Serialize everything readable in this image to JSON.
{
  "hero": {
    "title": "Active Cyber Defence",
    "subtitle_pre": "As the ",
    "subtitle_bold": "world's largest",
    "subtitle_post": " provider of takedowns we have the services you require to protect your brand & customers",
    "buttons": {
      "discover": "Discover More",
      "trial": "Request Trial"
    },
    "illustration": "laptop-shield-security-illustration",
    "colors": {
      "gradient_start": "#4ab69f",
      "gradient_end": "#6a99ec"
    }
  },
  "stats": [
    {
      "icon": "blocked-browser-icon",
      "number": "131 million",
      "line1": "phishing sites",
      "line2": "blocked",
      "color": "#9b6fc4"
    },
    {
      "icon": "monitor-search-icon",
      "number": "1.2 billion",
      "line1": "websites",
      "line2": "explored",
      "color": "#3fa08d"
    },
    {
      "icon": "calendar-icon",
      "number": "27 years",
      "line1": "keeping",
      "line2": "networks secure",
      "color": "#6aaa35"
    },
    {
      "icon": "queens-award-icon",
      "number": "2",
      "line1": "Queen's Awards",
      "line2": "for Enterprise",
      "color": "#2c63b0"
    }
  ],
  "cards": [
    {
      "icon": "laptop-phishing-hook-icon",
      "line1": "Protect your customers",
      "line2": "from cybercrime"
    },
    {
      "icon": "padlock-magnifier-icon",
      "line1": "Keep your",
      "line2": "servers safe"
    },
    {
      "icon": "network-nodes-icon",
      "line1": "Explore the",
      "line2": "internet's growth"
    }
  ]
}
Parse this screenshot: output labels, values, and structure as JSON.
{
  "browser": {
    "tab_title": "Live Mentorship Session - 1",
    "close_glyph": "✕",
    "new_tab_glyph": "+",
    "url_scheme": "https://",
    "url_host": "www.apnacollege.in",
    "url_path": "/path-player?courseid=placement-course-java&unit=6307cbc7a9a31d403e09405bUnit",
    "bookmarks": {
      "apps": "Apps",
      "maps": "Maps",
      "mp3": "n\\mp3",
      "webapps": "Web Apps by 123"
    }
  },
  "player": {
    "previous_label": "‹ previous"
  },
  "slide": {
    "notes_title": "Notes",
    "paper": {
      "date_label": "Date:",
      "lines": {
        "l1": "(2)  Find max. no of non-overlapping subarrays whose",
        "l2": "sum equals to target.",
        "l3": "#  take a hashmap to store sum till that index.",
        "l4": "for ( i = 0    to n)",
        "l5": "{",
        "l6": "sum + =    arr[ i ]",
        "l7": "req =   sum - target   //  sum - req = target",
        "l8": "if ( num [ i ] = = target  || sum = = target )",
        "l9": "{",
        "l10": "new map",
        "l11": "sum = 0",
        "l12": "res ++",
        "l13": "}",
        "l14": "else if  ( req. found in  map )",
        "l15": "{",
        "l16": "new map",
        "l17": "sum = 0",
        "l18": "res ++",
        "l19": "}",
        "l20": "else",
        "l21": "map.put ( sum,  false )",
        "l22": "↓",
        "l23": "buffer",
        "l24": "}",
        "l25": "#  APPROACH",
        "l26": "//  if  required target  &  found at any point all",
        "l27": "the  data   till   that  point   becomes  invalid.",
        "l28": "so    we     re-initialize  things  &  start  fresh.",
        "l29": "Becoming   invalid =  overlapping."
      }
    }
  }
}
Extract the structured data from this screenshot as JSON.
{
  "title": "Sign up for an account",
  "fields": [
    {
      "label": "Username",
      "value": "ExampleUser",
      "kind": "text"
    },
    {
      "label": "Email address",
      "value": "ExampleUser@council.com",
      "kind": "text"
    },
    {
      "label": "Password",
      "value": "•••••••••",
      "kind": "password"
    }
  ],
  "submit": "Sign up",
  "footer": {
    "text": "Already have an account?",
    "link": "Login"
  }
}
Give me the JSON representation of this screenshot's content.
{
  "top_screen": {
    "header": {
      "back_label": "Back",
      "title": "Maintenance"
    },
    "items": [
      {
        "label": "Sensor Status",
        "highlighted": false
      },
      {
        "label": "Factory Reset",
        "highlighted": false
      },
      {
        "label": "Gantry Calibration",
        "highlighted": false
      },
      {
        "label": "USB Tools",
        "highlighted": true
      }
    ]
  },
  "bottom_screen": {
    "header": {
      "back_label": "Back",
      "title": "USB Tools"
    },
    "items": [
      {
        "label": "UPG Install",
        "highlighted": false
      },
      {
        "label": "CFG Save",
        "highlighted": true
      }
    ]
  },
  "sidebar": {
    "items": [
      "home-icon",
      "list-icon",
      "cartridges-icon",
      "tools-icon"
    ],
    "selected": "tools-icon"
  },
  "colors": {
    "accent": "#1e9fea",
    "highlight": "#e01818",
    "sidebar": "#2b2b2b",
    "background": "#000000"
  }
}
____
# GIVEN EXERCISE
From the records above, extract every entry exactly as given.

# COMPLETED TASK
Serialize everything readable in this image to JSON.
{
  "hero": {
    "title": "Active Cyber Defence",
    "subtitle_pre": "As the ",
    "subtitle_bold": "world's largest",
    "subtitle_post": " provider of takedowns we have the services you require to protect your brand & customers",
    "buttons": {
      "discover": "Discover More",
      "trial": "Request Trial"
    },
    "illustration": "laptop-shield-security-illustration",
    "colors": {
      "gradient_start": "#4ab69f",
      "gradient_end": "#6a99ec"
    }
  },
  "stats": [
    {
      "icon": "blocked-browser-icon",
      "number": "131 million",
      "line1": "phishing sites",
      "line2": "blocked",
      "color": "#9b6fc4"
    },
    {
      "icon": "monitor-search-icon",
      "number": "1.2 billion",
      "line1": "websites",
      "line2": "explored",
      "color": "#3fa08d"
    },
    {
      "icon": "calendar-icon",
      "number": "27 years",
      "line1": "keeping",
      "line2": "networks secure",
      "color": "#6aaa35"
    },
    {
      "icon": "queens-award-icon",
      "number": "2",
      "line1": "Queen's Awards",
      "line2": "for Enterprise",
      "color": "#2c63b0"
    }
  ],
  "cards": [
    {
      "icon": "laptop-phishing-hook-icon",
      "line1": "Protect your customers",
      "line2": "from cybercrime"
    },
    {
      "icon": "padlock-magnifier-icon",
      "line1": "Keep your",
      "line2": "servers safe"
    },
    {
      "icon": "network-nodes-icon",
      "line1": "Explore the",
      "line2": "internet's growth"
    }
  ]
}
Parse this screenshot: output labels, values, and structure as JSON.
{
  "browser": {
    "tab_title": "Live Mentorship Session - 1",
    "close_glyph": "✕",
    "new_tab_glyph": "+",
    "url_scheme": "https://",
    "url_host": "www.apnacollege.in",
    "url_path": "/path-player?courseid=placement-course-java&unit=6307cbc7a9a31d403e09405bUnit",
    "bookmarks": {
      "apps": "Apps",
      "maps": "Maps",
      "mp3": "n\\mp3",
      "webapps": "Web Apps by 123"
    }
  },
  "player": {
    "previous_label": "‹ previous"
  },
  "slide": {
    "notes_title": "Notes",
    "paper": {
      "date_label": "Date:",
      "lines": {
        "l1": "(2)  Find max. no of non-overlapping subarrays whose",
        "l2": "sum equals to target.",
        "l3": "#  take a hashmap to store sum till that index.",
        "l4": "for ( i = 0    to n)",
        "l5": "{",
        "l6": "sum + =    arr[ i ]",
        "l7": "req =   sum - target   //  sum - req = target",
        "l8": "if ( num [ i ] = = target  || sum = = target )",
        "l9": "{",
        "l10": "new map",
        "l11": "sum = 0",
        "l12": "res ++",
        "l13": "}",
        "l14": "else if  ( req. found in  map )",
        "l15": "{",
        "l16": "new map",
        "l17": "sum = 0",
        "l18": "res ++",
        "l19": "}",
        "l20": "else",
        "l21": "map.put ( sum,  false )",
        "l22": "↓",
        "l23": "buffer",
        "l24": "}",
        "l25": "#  APPROACH",
        "l26": "//  if  required target  &  found at any point all",
        "l27": "the  data   till   that  point   becomes  invalid.",
        "l28": "so    we     re-initialize  things  &  start  fresh.",
        "l29": "Becoming   invalid =  overlapping."
      }
    }
  }
}
Extract the structured data from this screenshot as JSON.
{
  "title": "Sign up for an account",
  "fields": [
    {
      "label": "Username",
      "value": "ExampleUser",
      "kind": "text"
    },
    {
      "label": "Email address",
      "value": "ExampleUser@council.com",
      "kind": "text"
    },
    {
      "label": "Password",
      "value": "•••••••••",
      "kind": "password"
    }
  ],
  "submit": "Sign up",
  "footer": {
    "text": "Already have an account?",
    "link": "Login"
  }
}
Give me the JSON representation of this screenshot's content.
{
  "top_screen": {
    "header": {
      "back_label": "Back",
      "title": "Maintenance"
    },
    "items": [
      {
        "label": "Sensor Status",
        "highlighted": false
      },
      {
        "label": "Factory Reset",
        "highlighted": false
      },
      {
        "label": "Gantry Calibration",
        "highlighted": false
      },
      {
        "label": "USB Tools",
        "highlighted": true
      }
    ]
  },
  "bottom_screen": {
    "header": {
      "back_label": "Back",
      "title": "USB Tools"
    },
    "items": [
      {
        "label": "UPG Install",
        "highlighted": false
      },
      {
        "label": "CFG Save",
        "highlighted": true
      }
    ]
  },
  "sidebar": {
    "items": [
      "home-icon",
      "list-icon",
      "cartridges-icon",
      "tools-icon"
    ],
    "selected": "tools-icon"
  },
  "colors": {
    "accent": "#1e9fea",
    "highlight": "#e01818",
    "sidebar": "#2b2b2b",
    "background": "#000000"
  }
}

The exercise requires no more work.